● **EXERCISE INSTRUCTIONS**: Leave out the pictures and return every entry exactly as it appears.

━━ DATASET ENTRIES ━━

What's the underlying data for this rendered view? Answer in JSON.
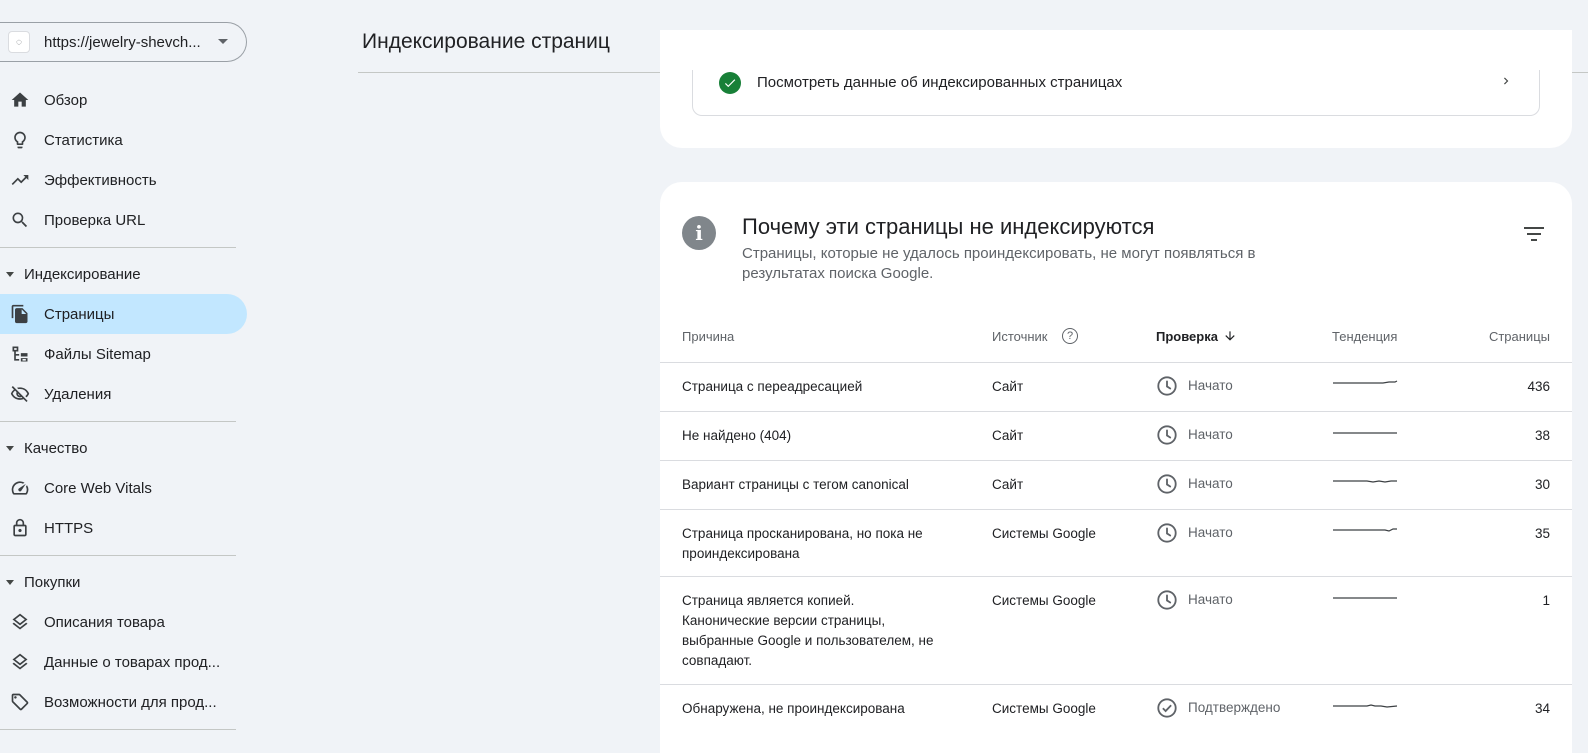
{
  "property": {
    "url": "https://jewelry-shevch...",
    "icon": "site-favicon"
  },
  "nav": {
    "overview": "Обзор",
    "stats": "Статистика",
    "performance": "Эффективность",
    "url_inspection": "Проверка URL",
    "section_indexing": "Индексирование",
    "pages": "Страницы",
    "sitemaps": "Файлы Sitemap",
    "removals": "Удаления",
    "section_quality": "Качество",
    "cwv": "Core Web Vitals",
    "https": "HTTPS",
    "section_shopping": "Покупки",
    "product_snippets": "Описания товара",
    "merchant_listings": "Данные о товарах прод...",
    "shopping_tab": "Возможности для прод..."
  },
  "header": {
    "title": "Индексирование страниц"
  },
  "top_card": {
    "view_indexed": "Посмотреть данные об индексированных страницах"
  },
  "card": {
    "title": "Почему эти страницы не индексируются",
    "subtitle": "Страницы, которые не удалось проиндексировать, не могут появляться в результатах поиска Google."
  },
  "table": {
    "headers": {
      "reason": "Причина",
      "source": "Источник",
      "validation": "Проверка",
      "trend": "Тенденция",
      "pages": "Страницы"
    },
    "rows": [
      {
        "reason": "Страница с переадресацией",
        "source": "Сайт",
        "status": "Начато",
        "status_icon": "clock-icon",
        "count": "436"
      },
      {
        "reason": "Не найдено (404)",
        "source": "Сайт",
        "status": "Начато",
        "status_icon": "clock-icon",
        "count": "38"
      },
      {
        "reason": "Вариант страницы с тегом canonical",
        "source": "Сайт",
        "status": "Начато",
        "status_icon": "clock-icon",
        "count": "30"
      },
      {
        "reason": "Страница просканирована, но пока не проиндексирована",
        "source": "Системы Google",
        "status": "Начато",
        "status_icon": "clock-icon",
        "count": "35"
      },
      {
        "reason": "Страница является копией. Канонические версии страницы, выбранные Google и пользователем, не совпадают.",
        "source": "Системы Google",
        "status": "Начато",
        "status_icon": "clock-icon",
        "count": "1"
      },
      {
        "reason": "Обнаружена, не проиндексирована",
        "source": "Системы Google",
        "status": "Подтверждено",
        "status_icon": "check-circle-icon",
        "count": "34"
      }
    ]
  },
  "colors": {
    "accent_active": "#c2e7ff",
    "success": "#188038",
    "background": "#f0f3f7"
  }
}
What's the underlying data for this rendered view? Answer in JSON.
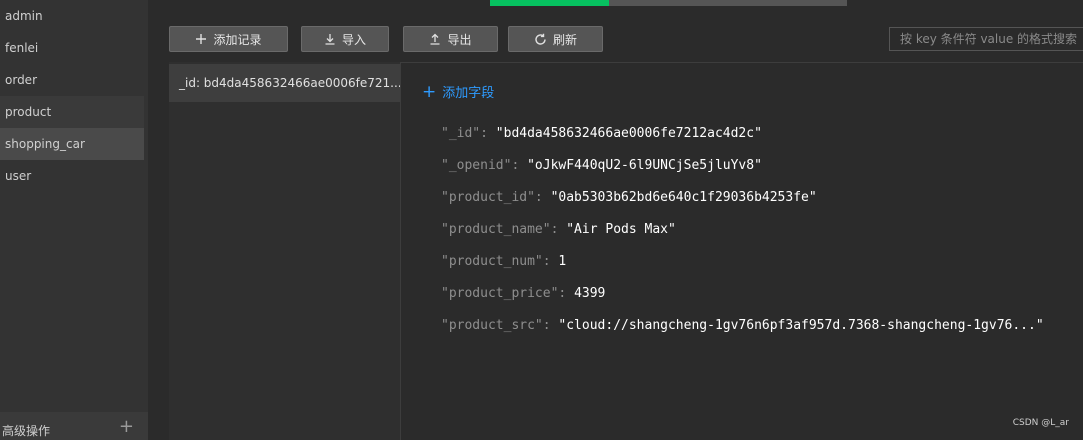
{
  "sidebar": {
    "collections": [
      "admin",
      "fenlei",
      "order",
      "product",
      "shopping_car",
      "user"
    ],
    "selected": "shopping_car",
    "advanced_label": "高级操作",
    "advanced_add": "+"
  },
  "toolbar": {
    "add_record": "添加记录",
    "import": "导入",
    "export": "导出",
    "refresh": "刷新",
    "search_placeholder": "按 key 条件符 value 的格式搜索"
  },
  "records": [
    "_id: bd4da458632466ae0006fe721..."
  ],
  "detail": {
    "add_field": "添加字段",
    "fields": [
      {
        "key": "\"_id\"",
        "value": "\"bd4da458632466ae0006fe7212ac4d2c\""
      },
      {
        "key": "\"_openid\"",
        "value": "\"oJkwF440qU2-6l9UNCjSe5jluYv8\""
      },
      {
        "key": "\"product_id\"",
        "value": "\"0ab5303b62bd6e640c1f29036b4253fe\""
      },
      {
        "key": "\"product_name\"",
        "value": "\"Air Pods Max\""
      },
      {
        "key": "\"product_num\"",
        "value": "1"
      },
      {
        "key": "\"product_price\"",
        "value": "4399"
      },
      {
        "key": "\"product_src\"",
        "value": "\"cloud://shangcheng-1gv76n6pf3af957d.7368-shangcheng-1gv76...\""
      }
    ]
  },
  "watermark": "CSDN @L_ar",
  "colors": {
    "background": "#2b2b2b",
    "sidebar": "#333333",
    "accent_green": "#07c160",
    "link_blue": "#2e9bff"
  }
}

━━━

● **TASK RESPONSE**:
What's the underlying data for this rendered view? Answer in JSON.
{
  "property": {
    "url": "https://jewelry-shevch...",
    "icon": "site-favicon"
  },
  "nav": {
    "overview": "Обзор",
    "stats": "Статистика",
    "performance": "Эффективность",
    "url_inspection": "Проверка URL",
    "section_indexing": "Индексирование",
    "pages": "Страницы",
    "sitemaps": "Файлы Sitemap",
    "removals": "Удаления",
    "section_quality": "Качество",
    "cwv": "Core Web Vitals",
    "https": "HTTPS",
    "section_shopping": "Покупки",
    "product_snippets": "Описания товара",
    "merchant_listings": "Данные о товарах прод...",
    "shopping_tab": "Возможности для прод..."
  },
  "header": {
    "title": "Индексирование страниц"
  },
  "top_card": {
    "view_indexed": "Посмотреть данные об индексированных страницах"
  },
  "card": {
    "title": "Почему эти страницы не индексируются",
    "subtitle": "Страницы, которые не удалось проиндексировать, не могут появляться в результатах поиска Google."
  },
  "table": {
    "headers": {
      "reason": "Причина",
      "source": "Источник",
      "validation": "Проверка",
      "trend": "Тенденция",
      "pages": "Страницы"
    },
    "rows": [
      {
        "reason": "Страница с переадресацией",
        "source": "Сайт",
        "status": "Начато",
        "status_icon": "clock-icon",
        "count": "436"
      },
      {
        "reason": "Не найдено (404)",
        "source": "Сайт",
        "status": "Начато",
        "status_icon": "clock-icon",
        "count": "38"
      },
      {
        "reason": "Вариант страницы с тегом canonical",
        "source": "Сайт",
        "status": "Начато",
        "status_icon": "clock-icon",
        "count": "30"
      },
      {
        "reason": "Страница просканирована, но пока не проиндексирована",
        "source": "Системы Google",
        "status": "Начато",
        "status_icon": "clock-icon",
        "count": "35"
      },
      {
        "reason": "Страница является копией. Канонические версии страницы, выбранные Google и пользователем, не совпадают.",
        "source": "Системы Google",
        "status": "Начато",
        "status_icon": "clock-icon",
        "count": "1"
      },
      {
        "reason": "Обнаружена, не проиндексирована",
        "source": "Системы Google",
        "status": "Подтверждено",
        "status_icon": "check-circle-icon",
        "count": "34"
      }
    ]
  },
  "colors": {
    "accent_active": "#c2e7ff",
    "success": "#188038",
    "background": "#f0f3f7"
  }
}
What's the underlying data for this rendered view? Answer in JSON.
{
  "sidebar": {
    "collections": [
      "admin",
      "fenlei",
      "order",
      "product",
      "shopping_car",
      "user"
    ],
    "selected": "shopping_car",
    "advanced_label": "高级操作",
    "advanced_add": "+"
  },
  "toolbar": {
    "add_record": "添加记录",
    "import": "导入",
    "export": "导出",
    "refresh": "刷新",
    "search_placeholder": "按 key 条件符 value 的格式搜索"
  },
  "records": [
    "_id: bd4da458632466ae0006fe721..."
  ],
  "detail": {
    "add_field": "添加字段",
    "fields": [
      {
        "key": "\"_id\"",
        "value": "\"bd4da458632466ae0006fe7212ac4d2c\""
      },
      {
        "key": "\"_openid\"",
        "value": "\"oJkwF440qU2-6l9UNCjSe5jluYv8\""
      },
      {
        "key": "\"product_id\"",
        "value": "\"0ab5303b62bd6e640c1f29036b4253fe\""
      },
      {
        "key": "\"product_name\"",
        "value": "\"Air Pods Max\""
      },
      {
        "key": "\"product_num\"",
        "value": "1"
      },
      {
        "key": "\"product_price\"",
        "value": "4399"
      },
      {
        "key": "\"product_src\"",
        "value": "\"cloud://shangcheng-1gv76n6pf3af957d.7368-shangcheng-1gv76...\""
      }
    ]
  },
  "watermark": "CSDN @L_ar",
  "colors": {
    "background": "#2b2b2b",
    "sidebar": "#333333",
    "accent_green": "#07c160",
    "link_blue": "#2e9bff"
  }
}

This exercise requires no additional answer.